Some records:
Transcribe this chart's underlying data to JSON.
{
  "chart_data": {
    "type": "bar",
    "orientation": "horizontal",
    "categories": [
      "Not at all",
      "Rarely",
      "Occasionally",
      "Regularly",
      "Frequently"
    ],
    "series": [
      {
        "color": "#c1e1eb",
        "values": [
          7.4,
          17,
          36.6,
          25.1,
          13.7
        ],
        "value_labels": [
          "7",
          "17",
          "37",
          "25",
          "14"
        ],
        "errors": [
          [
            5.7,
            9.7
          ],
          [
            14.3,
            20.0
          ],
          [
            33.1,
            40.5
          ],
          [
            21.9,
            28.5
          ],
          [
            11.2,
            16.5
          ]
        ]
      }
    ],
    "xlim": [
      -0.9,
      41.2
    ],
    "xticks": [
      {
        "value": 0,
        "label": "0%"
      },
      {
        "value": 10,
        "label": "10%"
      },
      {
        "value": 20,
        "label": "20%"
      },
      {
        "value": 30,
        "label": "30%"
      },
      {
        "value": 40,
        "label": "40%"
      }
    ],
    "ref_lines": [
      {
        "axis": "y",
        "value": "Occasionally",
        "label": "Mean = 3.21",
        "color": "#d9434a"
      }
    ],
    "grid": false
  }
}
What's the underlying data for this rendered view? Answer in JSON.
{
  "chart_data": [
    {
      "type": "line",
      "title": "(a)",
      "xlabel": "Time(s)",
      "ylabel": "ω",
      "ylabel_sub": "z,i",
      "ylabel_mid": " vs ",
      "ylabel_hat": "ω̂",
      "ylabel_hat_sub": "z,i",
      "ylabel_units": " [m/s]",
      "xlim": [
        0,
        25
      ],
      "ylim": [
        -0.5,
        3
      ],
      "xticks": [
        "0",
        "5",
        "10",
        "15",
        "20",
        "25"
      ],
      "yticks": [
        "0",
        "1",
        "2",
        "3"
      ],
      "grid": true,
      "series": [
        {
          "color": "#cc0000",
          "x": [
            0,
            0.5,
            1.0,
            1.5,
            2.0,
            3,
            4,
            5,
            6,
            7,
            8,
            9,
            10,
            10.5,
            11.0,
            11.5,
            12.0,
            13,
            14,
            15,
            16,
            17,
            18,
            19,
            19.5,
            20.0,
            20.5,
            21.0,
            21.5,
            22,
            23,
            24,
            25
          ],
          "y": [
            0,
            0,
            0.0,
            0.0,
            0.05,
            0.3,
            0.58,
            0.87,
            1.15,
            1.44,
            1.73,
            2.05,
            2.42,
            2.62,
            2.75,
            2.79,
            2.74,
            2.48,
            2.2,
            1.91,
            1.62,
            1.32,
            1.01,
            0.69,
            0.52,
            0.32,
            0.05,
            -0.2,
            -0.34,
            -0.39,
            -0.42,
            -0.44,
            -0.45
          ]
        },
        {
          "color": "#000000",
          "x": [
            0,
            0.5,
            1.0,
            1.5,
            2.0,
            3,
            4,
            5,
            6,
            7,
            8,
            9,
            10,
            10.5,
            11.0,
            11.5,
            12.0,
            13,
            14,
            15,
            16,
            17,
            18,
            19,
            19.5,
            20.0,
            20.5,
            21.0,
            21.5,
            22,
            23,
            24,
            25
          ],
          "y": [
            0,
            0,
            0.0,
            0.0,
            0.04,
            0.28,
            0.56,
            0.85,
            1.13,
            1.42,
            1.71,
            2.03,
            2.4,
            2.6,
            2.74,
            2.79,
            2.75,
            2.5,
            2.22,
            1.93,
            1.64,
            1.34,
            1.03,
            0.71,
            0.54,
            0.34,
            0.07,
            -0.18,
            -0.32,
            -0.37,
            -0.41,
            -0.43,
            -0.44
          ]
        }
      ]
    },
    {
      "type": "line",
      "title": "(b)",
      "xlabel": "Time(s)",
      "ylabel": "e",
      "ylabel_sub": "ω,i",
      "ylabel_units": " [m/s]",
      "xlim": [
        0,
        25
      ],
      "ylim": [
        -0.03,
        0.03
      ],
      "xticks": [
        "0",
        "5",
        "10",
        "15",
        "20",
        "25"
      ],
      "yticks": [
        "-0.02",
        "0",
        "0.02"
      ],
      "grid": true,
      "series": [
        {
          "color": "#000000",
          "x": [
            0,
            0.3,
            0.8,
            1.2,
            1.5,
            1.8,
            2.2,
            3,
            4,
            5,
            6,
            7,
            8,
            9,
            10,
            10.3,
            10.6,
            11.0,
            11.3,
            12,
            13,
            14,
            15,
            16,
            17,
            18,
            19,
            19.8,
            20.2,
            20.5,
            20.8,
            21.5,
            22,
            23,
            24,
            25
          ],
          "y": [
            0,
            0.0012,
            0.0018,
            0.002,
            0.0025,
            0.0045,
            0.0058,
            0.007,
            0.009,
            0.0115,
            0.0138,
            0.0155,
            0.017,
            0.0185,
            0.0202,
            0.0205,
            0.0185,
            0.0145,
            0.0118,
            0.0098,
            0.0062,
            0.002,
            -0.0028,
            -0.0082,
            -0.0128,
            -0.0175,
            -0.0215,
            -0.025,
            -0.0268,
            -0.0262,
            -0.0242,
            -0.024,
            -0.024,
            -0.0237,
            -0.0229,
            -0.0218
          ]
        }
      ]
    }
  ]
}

Required work: Write out all records exactly, keeping every detail.

Worked answer:
Transcribe this chart's underlying data to JSON.
{
  "chart_data": {
    "type": "bar",
    "orientation": "horizontal",
    "categories": [
      "Not at all",
      "Rarely",
      "Occasionally",
      "Regularly",
      "Frequently"
    ],
    "series": [
      {
        "color": "#c1e1eb",
        "values": [
          7.4,
          17,
          36.6,
          25.1,
          13.7
        ],
        "value_labels": [
          "7",
          "17",
          "37",
          "25",
          "14"
        ],
        "errors": [
          [
            5.7,
            9.7
          ],
          [
            14.3,
            20.0
          ],
          [
            33.1,
            40.5
          ],
          [
            21.9,
            28.5
          ],
          [
            11.2,
            16.5
          ]
        ]
      }
    ],
    "xlim": [
      -0.9,
      41.2
    ],
    "xticks": [
      {
        "value": 0,
        "label": "0%"
      },
      {
        "value": 10,
        "label": "10%"
      },
      {
        "value": 20,
        "label": "20%"
      },
      {
        "value": 30,
        "label": "30%"
      },
      {
        "value": 40,
        "label": "40%"
      }
    ],
    "ref_lines": [
      {
        "axis": "y",
        "value": "Occasionally",
        "label": "Mean = 3.21",
        "color": "#d9434a"
      }
    ],
    "grid": false
  }
}
What's the underlying data for this rendered view? Answer in JSON.
{
  "chart_data": [
    {
      "type": "line",
      "title": "(a)",
      "xlabel": "Time(s)",
      "ylabel": "ω",
      "ylabel_sub": "z,i",
      "ylabel_mid": " vs ",
      "ylabel_hat": "ω̂",
      "ylabel_hat_sub": "z,i",
      "ylabel_units": " [m/s]",
      "xlim": [
        0,
        25
      ],
      "ylim": [
        -0.5,
        3
      ],
      "xticks": [
        "0",
        "5",
        "10",
        "15",
        "20",
        "25"
      ],
      "yticks": [
        "0",
        "1",
        "2",
        "3"
      ],
      "grid": true,
      "series": [
        {
          "color": "#cc0000",
          "x": [
            0,
            0.5,
            1.0,
            1.5,
            2.0,
            3,
            4,
            5,
            6,
            7,
            8,
            9,
            10,
            10.5,
            11.0,
            11.5,
            12.0,
            13,
            14,
            15,
            16,
            17,
            18,
            19,
            19.5,
            20.0,
            20.5,
            21.0,
            21.5,
            22,
            23,
            24,
            25
          ],
          "y": [
            0,
            0,
            0.0,
            0.0,
            0.05,
            0.3,
            0.58,
            0.87,
            1.15,
            1.44,
            1.73,
            2.05,
            2.42,
            2.62,
            2.75,
            2.79,
            2.74,
            2.48,
            2.2,
            1.91,
            1.62,
            1.32,
            1.01,
            0.69,
            0.52,
            0.32,
            0.05,
            -0.2,
            -0.34,
            -0.39,
            -0.42,
            -0.44,
            -0.45
          ]
        },
        {
          "color": "#000000",
          "x": [
            0,
            0.5,
            1.0,
            1.5,
            2.0,
            3,
            4,
            5,
            6,
            7,
            8,
            9,
            10,
            10.5,
            11.0,
            11.5,
            12.0,
            13,
            14,
            15,
            16,
            17,
            18,
            19,
            19.5,
            20.0,
            20.5,
            21.0,
            21.5,
            22,
            23,
            24,
            25
          ],
          "y": [
            0,
            0,
            0.0,
            0.0,
            0.04,
            0.28,
            0.56,
            0.85,
            1.13,
            1.42,
            1.71,
            2.03,
            2.4,
            2.6,
            2.74,
            2.79,
            2.75,
            2.5,
            2.22,
            1.93,
            1.64,
            1.34,
            1.03,
            0.71,
            0.54,
            0.34,
            0.07,
            -0.18,
            -0.32,
            -0.37,
            -0.41,
            -0.43,
            -0.44
          ]
        }
      ]
    },
    {
      "type": "line",
      "title": "(b)",
      "xlabel": "Time(s)",
      "ylabel": "e",
      "ylabel_sub": "ω,i",
      "ylabel_units": " [m/s]",
      "xlim": [
        0,
        25
      ],
      "ylim": [
        -0.03,
        0.03
      ],
      "xticks": [
        "0",
        "5",
        "10",
        "15",
        "20",
        "25"
      ],
      "yticks": [
        "-0.02",
        "0",
        "0.02"
      ],
      "grid": true,
      "series": [
        {
          "color": "#000000",
          "x": [
            0,
            0.3,
            0.8,
            1.2,
            1.5,
            1.8,
            2.2,
            3,
            4,
            5,
            6,
            7,
            8,
            9,
            10,
            10.3,
            10.6,
            11.0,
            11.3,
            12,
            13,
            14,
            15,
            16,
            17,
            18,
            19,
            19.8,
            20.2,
            20.5,
            20.8,
            21.5,
            22,
            23,
            24,
            25
          ],
          "y": [
            0,
            0.0012,
            0.0018,
            0.002,
            0.0025,
            0.0045,
            0.0058,
            0.007,
            0.009,
            0.0115,
            0.0138,
            0.0155,
            0.017,
            0.0185,
            0.0202,
            0.0205,
            0.0185,
            0.0145,
            0.0118,
            0.0098,
            0.0062,
            0.002,
            -0.0028,
            -0.0082,
            -0.0128,
            -0.0175,
            -0.0215,
            -0.025,
            -0.0268,
            -0.0262,
            -0.0242,
            -0.024,
            -0.024,
            -0.0237,
            -0.0229,
            -0.0218
          ]
        }
      ]
    }
  ]
}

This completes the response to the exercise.